• WORK INSTRUCTIONS
Quote only the lines that start at the line with "Read this page and output its text content." and run to the end of the entries; omit the pictures.

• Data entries

%%

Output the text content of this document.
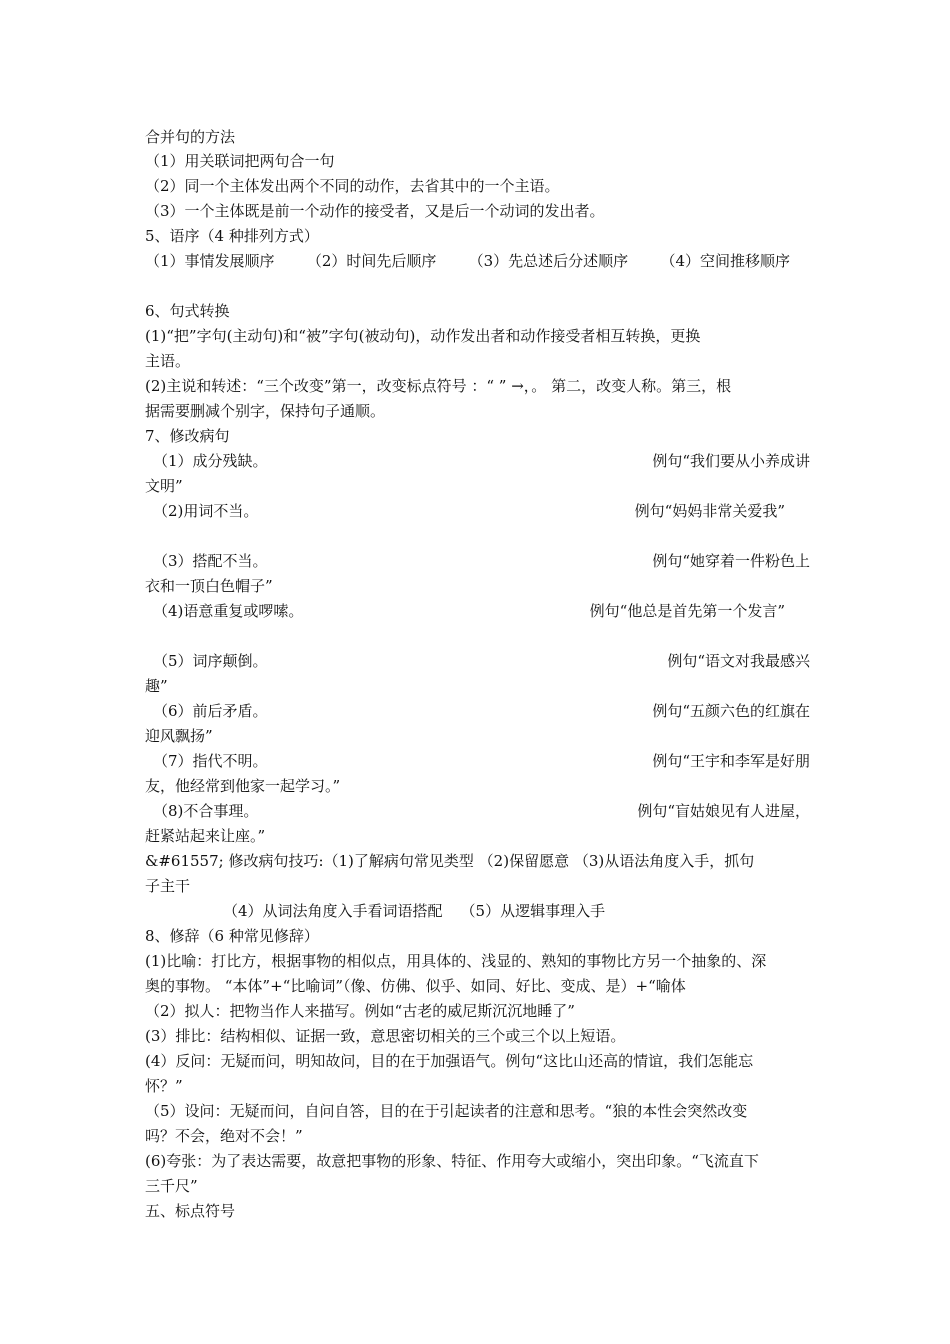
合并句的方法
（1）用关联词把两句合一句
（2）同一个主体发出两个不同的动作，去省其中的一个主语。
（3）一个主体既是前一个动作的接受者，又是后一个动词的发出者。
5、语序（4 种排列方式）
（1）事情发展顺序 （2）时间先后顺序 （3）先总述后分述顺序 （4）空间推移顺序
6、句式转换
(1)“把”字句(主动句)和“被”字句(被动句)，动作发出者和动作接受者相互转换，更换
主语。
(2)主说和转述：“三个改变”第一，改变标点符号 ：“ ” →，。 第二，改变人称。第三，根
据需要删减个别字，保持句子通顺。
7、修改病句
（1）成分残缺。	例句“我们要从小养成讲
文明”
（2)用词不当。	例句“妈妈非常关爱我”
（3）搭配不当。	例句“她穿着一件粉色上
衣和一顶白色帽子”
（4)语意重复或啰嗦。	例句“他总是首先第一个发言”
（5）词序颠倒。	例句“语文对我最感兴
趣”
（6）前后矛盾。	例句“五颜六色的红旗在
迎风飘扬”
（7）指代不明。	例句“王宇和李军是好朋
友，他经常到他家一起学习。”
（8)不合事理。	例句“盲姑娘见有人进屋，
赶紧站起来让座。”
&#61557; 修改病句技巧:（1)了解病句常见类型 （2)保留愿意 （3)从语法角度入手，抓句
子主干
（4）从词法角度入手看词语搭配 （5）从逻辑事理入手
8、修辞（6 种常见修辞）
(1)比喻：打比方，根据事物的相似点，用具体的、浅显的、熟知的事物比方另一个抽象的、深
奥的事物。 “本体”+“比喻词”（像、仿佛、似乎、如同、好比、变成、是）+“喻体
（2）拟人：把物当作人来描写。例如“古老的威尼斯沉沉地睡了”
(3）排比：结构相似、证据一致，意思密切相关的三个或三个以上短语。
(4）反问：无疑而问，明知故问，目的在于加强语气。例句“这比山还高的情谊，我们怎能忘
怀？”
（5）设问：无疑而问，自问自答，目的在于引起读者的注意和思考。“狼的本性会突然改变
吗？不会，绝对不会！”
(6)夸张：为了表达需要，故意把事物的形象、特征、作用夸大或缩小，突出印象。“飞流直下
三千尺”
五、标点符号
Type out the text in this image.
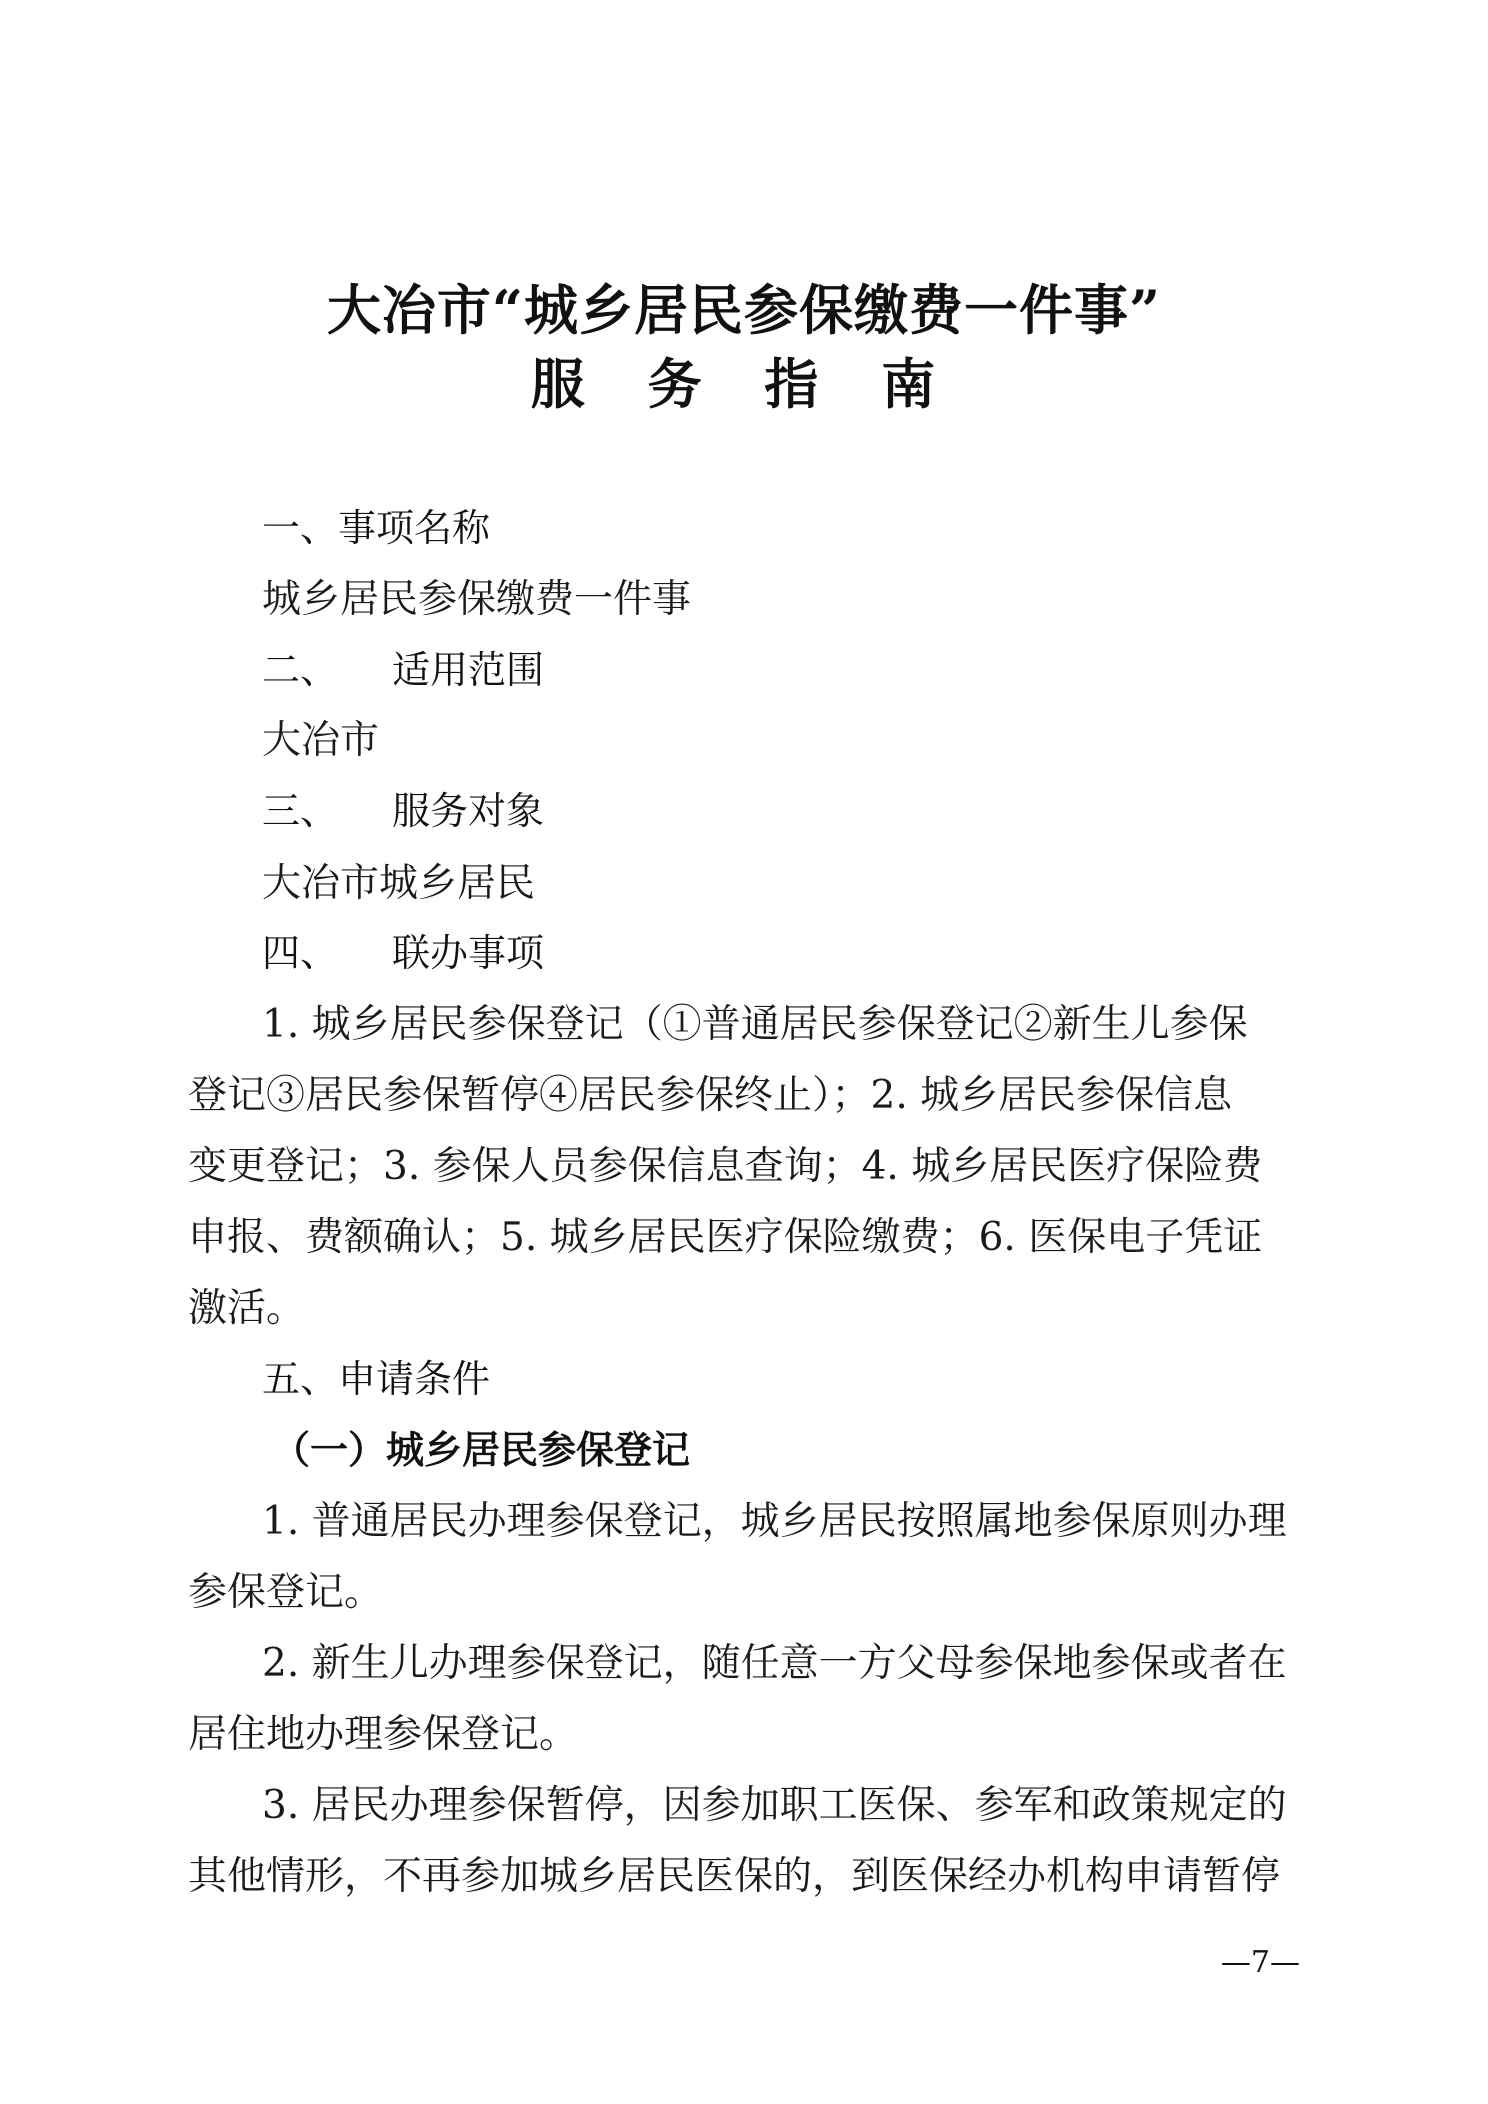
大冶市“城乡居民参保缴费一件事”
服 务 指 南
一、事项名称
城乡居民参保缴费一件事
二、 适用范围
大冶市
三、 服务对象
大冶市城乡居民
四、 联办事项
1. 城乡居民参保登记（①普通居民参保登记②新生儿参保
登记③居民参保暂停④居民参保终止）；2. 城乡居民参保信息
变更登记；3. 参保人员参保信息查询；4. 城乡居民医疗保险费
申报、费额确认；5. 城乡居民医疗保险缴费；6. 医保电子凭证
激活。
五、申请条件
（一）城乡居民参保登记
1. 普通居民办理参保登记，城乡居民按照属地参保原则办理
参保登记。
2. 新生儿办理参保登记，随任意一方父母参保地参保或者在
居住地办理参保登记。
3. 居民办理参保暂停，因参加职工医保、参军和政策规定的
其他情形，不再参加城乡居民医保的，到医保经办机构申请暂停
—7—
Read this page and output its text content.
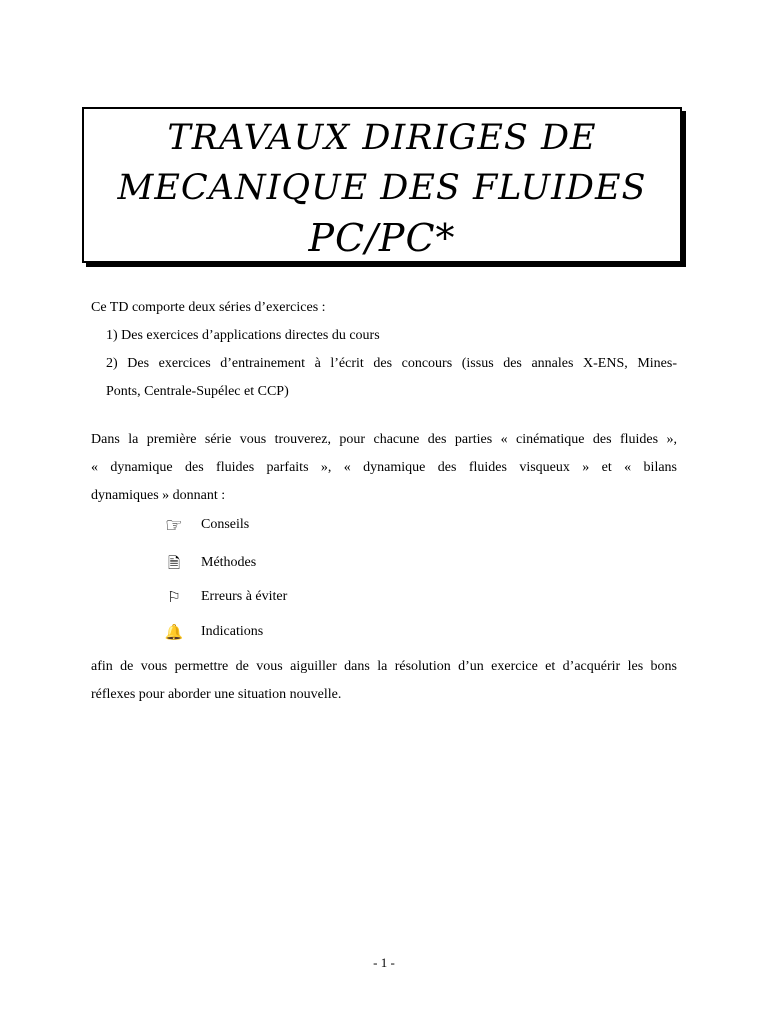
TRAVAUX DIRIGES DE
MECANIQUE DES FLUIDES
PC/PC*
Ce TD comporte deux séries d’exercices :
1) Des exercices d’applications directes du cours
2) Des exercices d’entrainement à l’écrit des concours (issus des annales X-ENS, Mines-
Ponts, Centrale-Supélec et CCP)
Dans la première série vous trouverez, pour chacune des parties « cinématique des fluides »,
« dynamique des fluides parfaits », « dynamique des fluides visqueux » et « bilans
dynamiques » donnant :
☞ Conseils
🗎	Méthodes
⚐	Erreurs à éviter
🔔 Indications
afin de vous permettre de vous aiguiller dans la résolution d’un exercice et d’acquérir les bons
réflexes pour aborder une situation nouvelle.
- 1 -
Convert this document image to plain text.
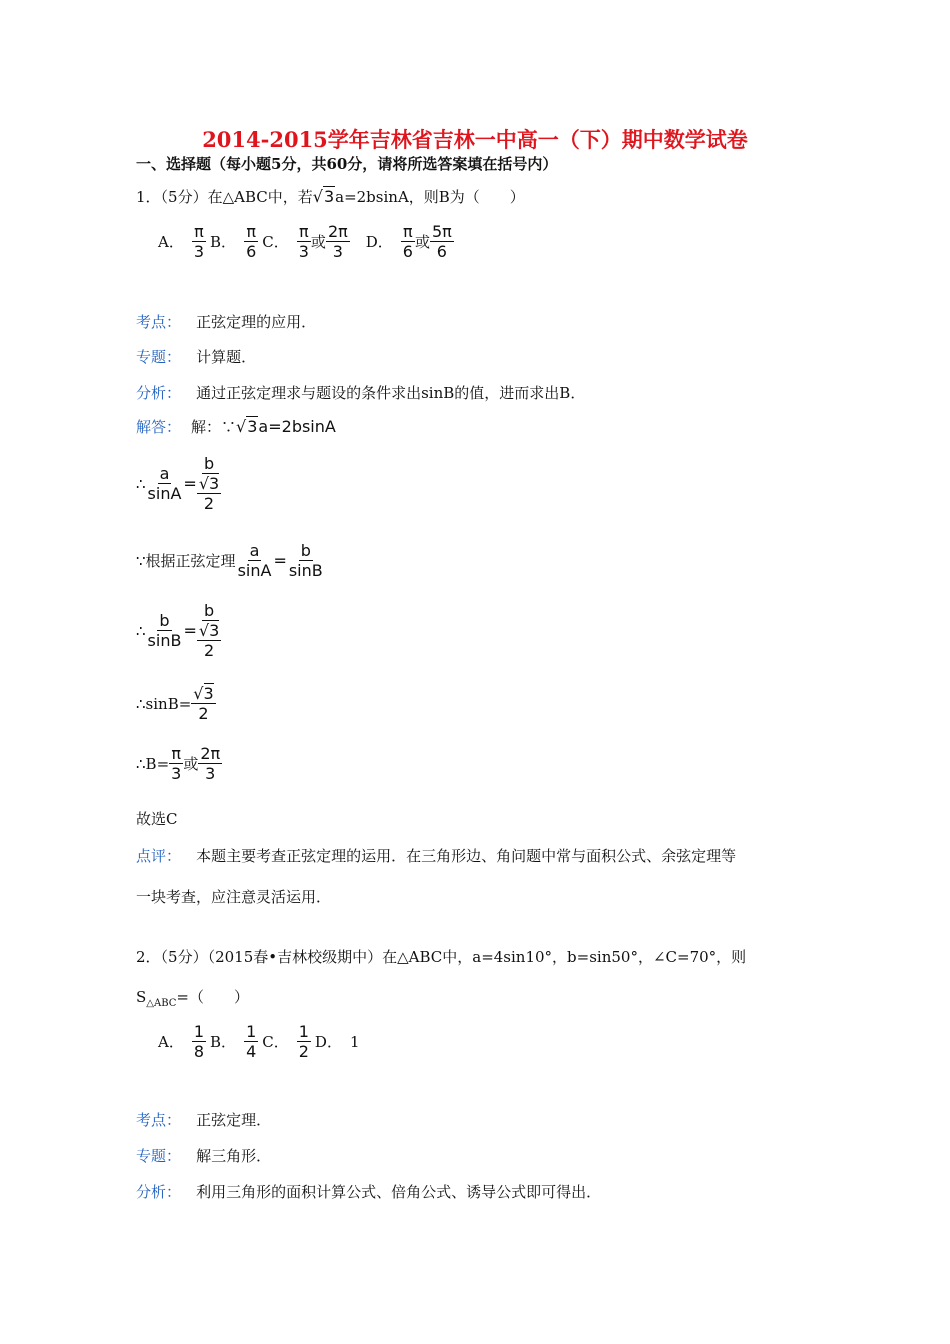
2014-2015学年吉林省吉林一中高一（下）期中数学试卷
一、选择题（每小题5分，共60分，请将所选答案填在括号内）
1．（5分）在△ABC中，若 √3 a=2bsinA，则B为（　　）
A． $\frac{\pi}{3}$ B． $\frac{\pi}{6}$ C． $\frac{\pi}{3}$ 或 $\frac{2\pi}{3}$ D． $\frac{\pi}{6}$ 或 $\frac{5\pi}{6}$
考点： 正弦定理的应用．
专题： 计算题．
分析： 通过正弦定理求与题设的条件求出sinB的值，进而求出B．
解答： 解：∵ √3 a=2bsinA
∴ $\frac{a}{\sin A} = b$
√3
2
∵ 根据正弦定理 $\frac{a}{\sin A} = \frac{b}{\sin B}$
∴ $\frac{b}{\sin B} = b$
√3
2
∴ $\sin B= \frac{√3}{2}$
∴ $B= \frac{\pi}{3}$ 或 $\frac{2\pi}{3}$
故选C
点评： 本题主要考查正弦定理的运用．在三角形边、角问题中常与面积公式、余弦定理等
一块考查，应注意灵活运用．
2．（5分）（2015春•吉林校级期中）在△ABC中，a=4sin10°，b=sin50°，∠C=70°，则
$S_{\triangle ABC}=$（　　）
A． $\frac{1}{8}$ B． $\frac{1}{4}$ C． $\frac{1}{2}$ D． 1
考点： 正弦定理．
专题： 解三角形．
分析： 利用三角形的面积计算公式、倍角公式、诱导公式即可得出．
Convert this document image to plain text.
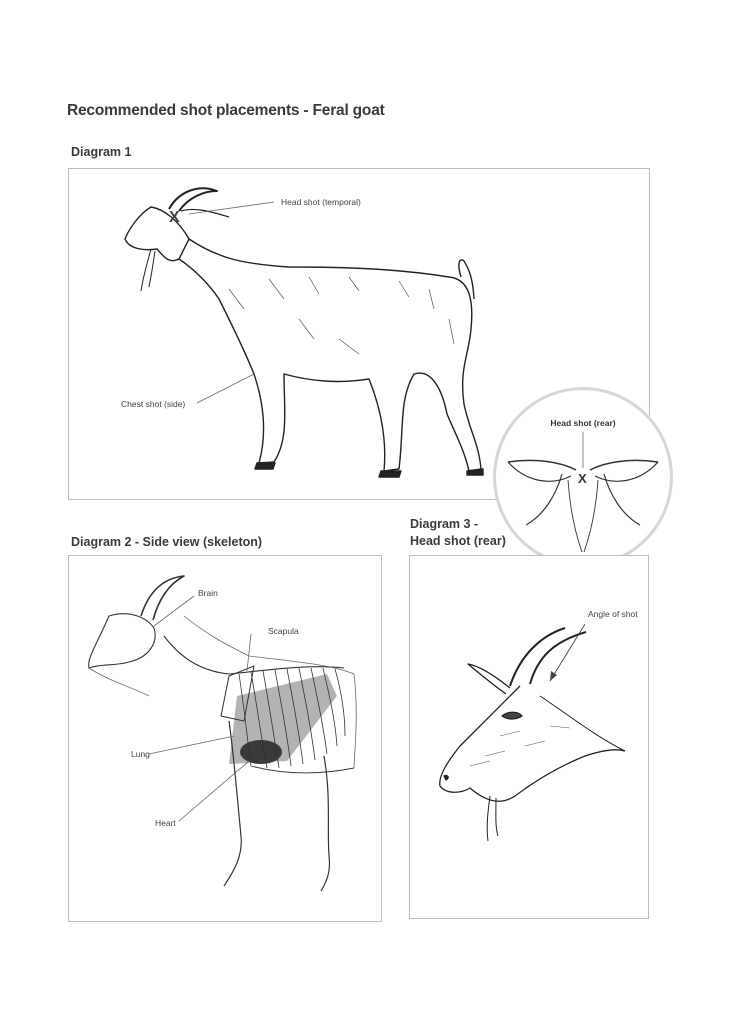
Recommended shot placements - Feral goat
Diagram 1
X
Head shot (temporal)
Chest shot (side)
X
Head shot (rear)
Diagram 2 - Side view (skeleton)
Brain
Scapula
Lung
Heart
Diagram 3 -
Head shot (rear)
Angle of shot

%%

• REPLY TO THE TASK
Read this page and output its text content.
TRAVAUX DIRIGES DE
MECANIQUE DES FLUIDES
PC/PC*
Ce TD comporte deux séries d’exercices :
1) Des exercices d’applications directes du cours
2) Des exercices d’entrainement à l’écrit des concours (issus des annales X-ENS, Mines-
Ponts, Centrale-Supélec et CCP)
Dans la première série vous trouverez, pour chacune des parties « cinématique des fluides »,
« dynamique des fluides parfaits », « dynamique des fluides visqueux » et « bilans
dynamiques » donnant :
☞ Conseils
🗎	Méthodes
⚐	Erreurs à éviter
🔔 Indications
afin de vous permettre de vous aiguiller dans la résolution d’un exercice et d’acquérir les bons
réflexes pour aborder une situation nouvelle.
- 1 -
Convert this document image to plain text.
2014-2015学年吉林省吉林一中高一（下）期中数学试卷
一、选择题（每小题5分，共60分，请将所选答案填在括号内）
1．（5分）在△ABC中，若 √3 a=2bsinA，则B为（　　）
A． $\frac{\pi}{3}$ B． $\frac{\pi}{6}$ C． $\frac{\pi}{3}$ 或 $\frac{2\pi}{3}$ D． $\frac{\pi}{6}$ 或 $\frac{5\pi}{6}$
考点： 正弦定理的应用．
专题： 计算题．
分析： 通过正弦定理求与题设的条件求出sinB的值，进而求出B．
解答： 解：∵ √3 a=2bsinA
∴ $\frac{a}{\sin A} = b$
√3
2
∵ 根据正弦定理 $\frac{a}{\sin A} = \frac{b}{\sin B}$
∴ $\frac{b}{\sin B} = b$
√3
2
∴ $\sin B= \frac{√3}{2}$
∴ $B= \frac{\pi}{3}$ 或 $\frac{2\pi}{3}$
故选C
点评： 本题主要考查正弦定理的运用．在三角形边、角问题中常与面积公式、余弦定理等
一块考查，应注意灵活运用．
2．（5分）（2015春•吉林校级期中）在△ABC中，a=4sin10°，b=sin50°，∠C=70°，则
$S_{\triangle ABC}=$（　　）
A． $\frac{1}{8}$ B． $\frac{1}{4}$ C． $\frac{1}{2}$ D． 1
考点： 正弦定理．
专题： 解三角形．
分析： 利用三角形的面积计算公式、倍角公式、诱导公式即可得出．
Convert this document image to plain text.
Recommended shot placements - Feral goat
Diagram 1
X
Head shot (temporal)
Chest shot (side)
X
Head shot (rear)
Diagram 2 - Side view (skeleton)
Brain
Scapula
Lung
Heart
Diagram 3 -
Head shot (rear)
Angle of shot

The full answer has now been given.